> [Data records]

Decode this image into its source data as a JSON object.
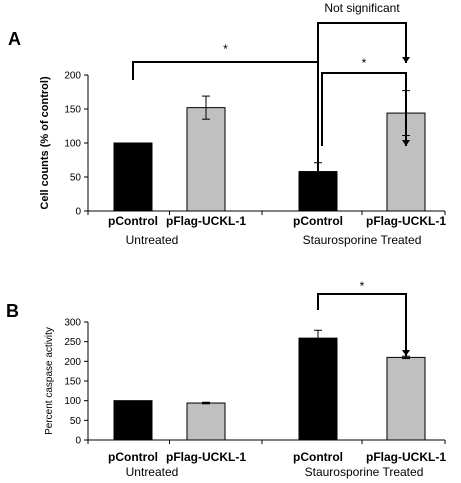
{
  "colors": {
    "control": "#000000",
    "uckl": "#c0c0c0",
    "line": "#000000"
  },
  "chart_data": [
    {
      "type": "bar",
      "panel_label": "A",
      "ylabel": "Cell counts (% of control)",
      "ylim": [
        0,
        200
      ],
      "yticks": [
        0,
        50,
        100,
        150,
        200
      ],
      "categories": [
        "pControl",
        "pFlag-UCKL-1",
        "pControl",
        "pFlag-UCKL-1"
      ],
      "groups": [
        "Untreated",
        "Staurosporine Treated"
      ],
      "values": [
        100,
        152,
        58,
        144
      ],
      "errors": [
        0,
        17,
        13,
        33
      ],
      "bar_colors": [
        "control",
        "uckl",
        "control",
        "uckl"
      ],
      "annotations": [
        {
          "from": 0,
          "to": 2,
          "text": "*"
        },
        {
          "from": 2,
          "to": 3,
          "text": "*"
        },
        {
          "from": 2,
          "to": 3,
          "text": "Not significant"
        }
      ]
    },
    {
      "type": "bar",
      "panel_label": "B",
      "ylabel": "Percent caspase activity",
      "ylim": [
        0,
        300
      ],
      "yticks": [
        0,
        50,
        100,
        150,
        200,
        250,
        300
      ],
      "categories": [
        "pControl",
        "pFlag-UCKL-1",
        "pControl",
        "pFlag-UCKL-1"
      ],
      "groups": [
        "Untreated",
        "Staurosporine Treated"
      ],
      "values": [
        100,
        94,
        259,
        210
      ],
      "errors": [
        0,
        2,
        20,
        3
      ],
      "bar_colors": [
        "control",
        "uckl",
        "control",
        "uckl"
      ],
      "annotations": [
        {
          "from": 2,
          "to": 3,
          "text": "*"
        }
      ]
    }
  ]
}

> [Challenge]
Only a number is wanted: how many lines of the data above contain "ylabel"?

> [Answer for the task]
2